What is being asked:
Take every line from the listing below that includes "объектов" and copy it.

Data for the task:
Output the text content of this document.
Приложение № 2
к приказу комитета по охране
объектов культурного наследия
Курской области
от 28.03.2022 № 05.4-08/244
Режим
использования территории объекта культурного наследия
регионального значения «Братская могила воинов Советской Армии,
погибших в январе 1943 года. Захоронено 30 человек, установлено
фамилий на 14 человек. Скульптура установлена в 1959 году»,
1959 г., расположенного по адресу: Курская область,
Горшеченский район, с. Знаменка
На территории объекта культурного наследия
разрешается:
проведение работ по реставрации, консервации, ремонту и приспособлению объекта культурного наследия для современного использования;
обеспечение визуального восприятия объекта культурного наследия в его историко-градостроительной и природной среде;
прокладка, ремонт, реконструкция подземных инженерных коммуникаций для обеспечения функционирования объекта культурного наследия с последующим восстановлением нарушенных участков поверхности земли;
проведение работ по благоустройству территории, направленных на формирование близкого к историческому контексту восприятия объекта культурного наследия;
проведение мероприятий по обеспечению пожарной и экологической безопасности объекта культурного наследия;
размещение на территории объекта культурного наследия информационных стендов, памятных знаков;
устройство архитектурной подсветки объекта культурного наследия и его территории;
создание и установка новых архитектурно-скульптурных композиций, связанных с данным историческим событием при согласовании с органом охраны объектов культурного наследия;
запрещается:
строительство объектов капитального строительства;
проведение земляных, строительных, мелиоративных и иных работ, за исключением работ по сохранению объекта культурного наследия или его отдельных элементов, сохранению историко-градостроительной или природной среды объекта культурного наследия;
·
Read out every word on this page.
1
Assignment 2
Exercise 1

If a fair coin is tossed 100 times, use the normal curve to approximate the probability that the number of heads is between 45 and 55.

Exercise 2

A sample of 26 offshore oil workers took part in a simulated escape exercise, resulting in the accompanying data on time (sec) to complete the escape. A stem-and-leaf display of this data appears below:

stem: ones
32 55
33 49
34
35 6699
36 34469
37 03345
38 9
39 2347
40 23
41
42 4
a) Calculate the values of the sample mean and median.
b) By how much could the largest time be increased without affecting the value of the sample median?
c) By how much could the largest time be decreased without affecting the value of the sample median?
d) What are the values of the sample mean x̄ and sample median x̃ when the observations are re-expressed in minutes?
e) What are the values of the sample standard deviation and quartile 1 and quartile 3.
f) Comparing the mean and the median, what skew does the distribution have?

Solved problem:
объектов культурного наследия
создание и установка новых архитектурно-скульптурных композиций, связанных с данным историческим событием при согласовании с органом охраны объектов культурного наследия;
строительство объектов капитального строительства;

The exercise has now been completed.